::: DATA SECTION :::

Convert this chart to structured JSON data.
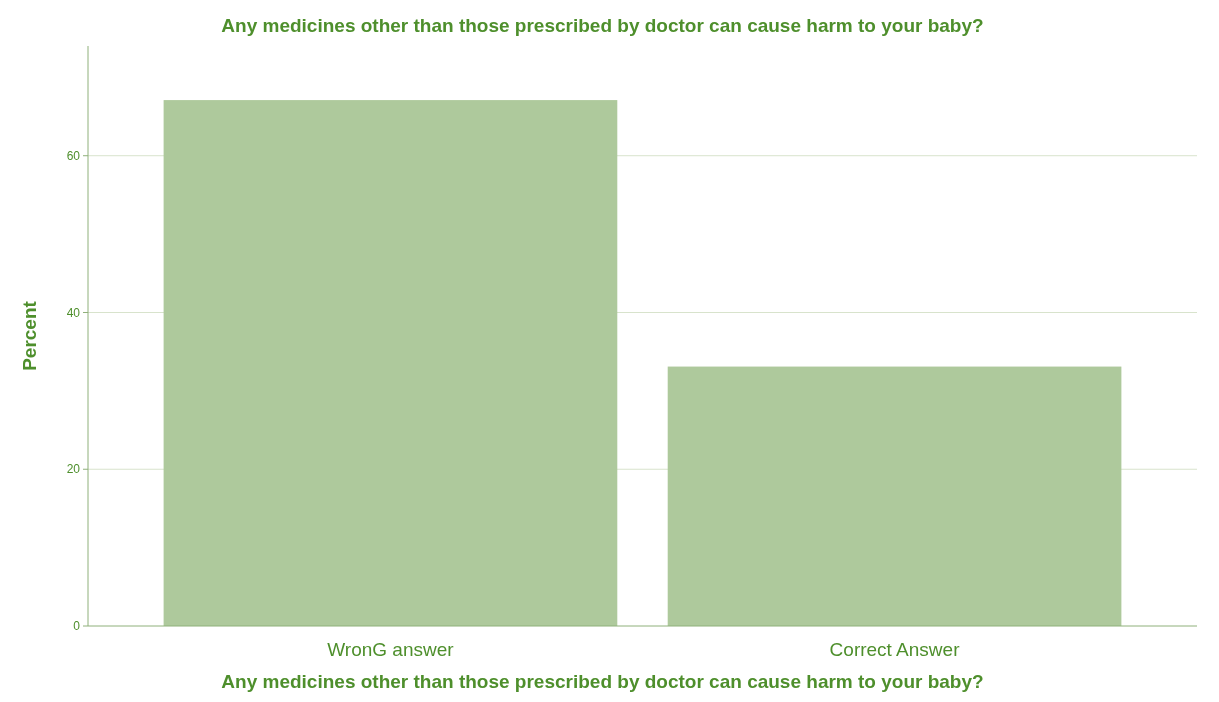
{
  "chart_data": {
    "type": "bar",
    "title": "Any medicines other than those prescribed by doctor can cause harm to your baby?",
    "xlabel": "Any medicines other than those prescribed by doctor can cause harm to your baby?",
    "ylabel": "Percent",
    "categories": [
      "WronG answer",
      "Correct Answer"
    ],
    "values": [
      67.1,
      33.1
    ],
    "color": "#aec99c",
    "ylim": [
      0,
      74
    ],
    "yticks": [
      0,
      20,
      40,
      60
    ],
    "grid": "y"
  }
}
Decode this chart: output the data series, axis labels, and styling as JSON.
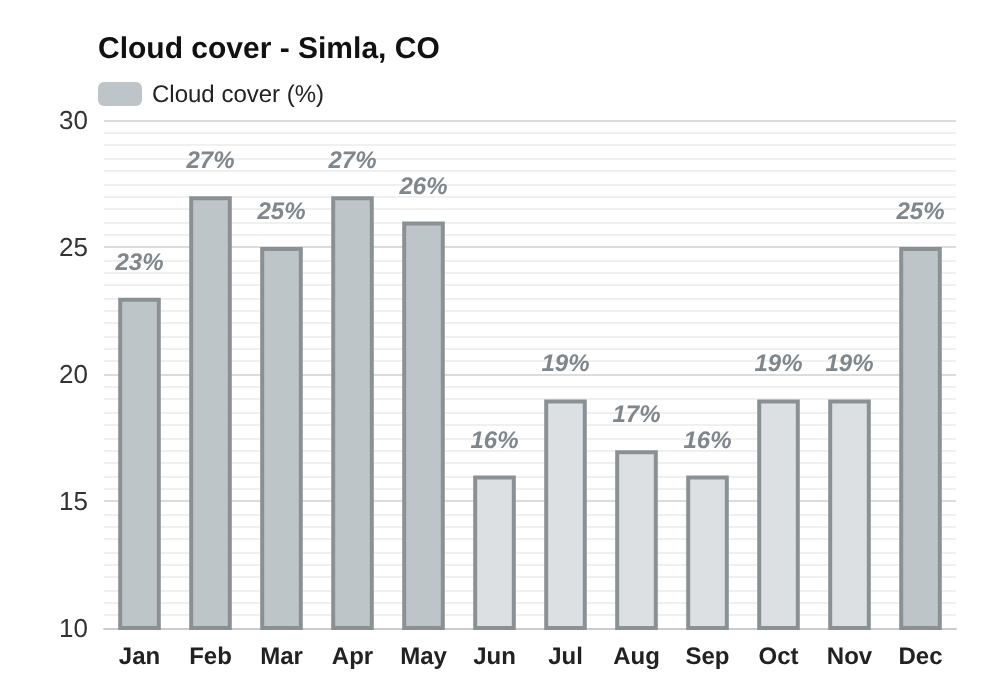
{
  "chart_data": {
    "type": "bar",
    "title": "Cloud cover - Simla, CO",
    "categories": [
      "Jan",
      "Feb",
      "Mar",
      "Apr",
      "May",
      "Jun",
      "Jul",
      "Aug",
      "Sep",
      "Oct",
      "Nov",
      "Dec"
    ],
    "series": [
      {
        "name": "Cloud cover (%)",
        "color": "#bec5c9",
        "colors": [
          "#bec5c9",
          "#bec5c9",
          "#bec5c9",
          "#bec5c9",
          "#bec5c9",
          "#dce0e2",
          "#dce0e2",
          "#dce0e2",
          "#dce0e2",
          "#dce0e2",
          "#dce0e2",
          "#bec5c9"
        ],
        "values": [
          23,
          27,
          25,
          27,
          26,
          16,
          19,
          17,
          16,
          19,
          19,
          25
        ],
        "value_labels": [
          "23%",
          "27%",
          "25%",
          "27%",
          "26%",
          "16%",
          "19%",
          "17%",
          "16%",
          "19%",
          "19%",
          "25%"
        ]
      }
    ],
    "ylim": [
      10,
      30
    ],
    "yticks": [
      10,
      15,
      20,
      25,
      30
    ],
    "grid": "y",
    "legend": "top left"
  }
}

:::

**WORK INSTRUCTIONS:** Output, exactly, all the records above; include no pictures.

**WRITTEN ANSWER:**
Convert this chart to structured JSON data.
{
  "chart_data": {
    "type": "bar",
    "title": "Any medicines other than those prescribed by doctor can cause harm to your baby?",
    "xlabel": "Any medicines other than those prescribed by doctor can cause harm to your baby?",
    "ylabel": "Percent",
    "categories": [
      "WronG answer",
      "Correct Answer"
    ],
    "values": [
      67.1,
      33.1
    ],
    "color": "#aec99c",
    "ylim": [
      0,
      74
    ],
    "yticks": [
      0,
      20,
      40,
      60
    ],
    "grid": "y"
  }
}
Decode this chart: output the data series, axis labels, and styling as JSON.
{
  "chart_data": {
    "type": "bar",
    "title": "Cloud cover - Simla, CO",
    "categories": [
      "Jan",
      "Feb",
      "Mar",
      "Apr",
      "May",
      "Jun",
      "Jul",
      "Aug",
      "Sep",
      "Oct",
      "Nov",
      "Dec"
    ],
    "series": [
      {
        "name": "Cloud cover (%)",
        "color": "#bec5c9",
        "colors": [
          "#bec5c9",
          "#bec5c9",
          "#bec5c9",
          "#bec5c9",
          "#bec5c9",
          "#dce0e2",
          "#dce0e2",
          "#dce0e2",
          "#dce0e2",
          "#dce0e2",
          "#dce0e2",
          "#bec5c9"
        ],
        "values": [
          23,
          27,
          25,
          27,
          26,
          16,
          19,
          17,
          16,
          19,
          19,
          25
        ],
        "value_labels": [
          "23%",
          "27%",
          "25%",
          "27%",
          "26%",
          "16%",
          "19%",
          "17%",
          "16%",
          "19%",
          "19%",
          "25%"
        ]
      }
    ],
    "ylim": [
      10,
      30
    ],
    "yticks": [
      10,
      15,
      20,
      25,
      30
    ],
    "grid": "y",
    "legend": "top left"
  }
}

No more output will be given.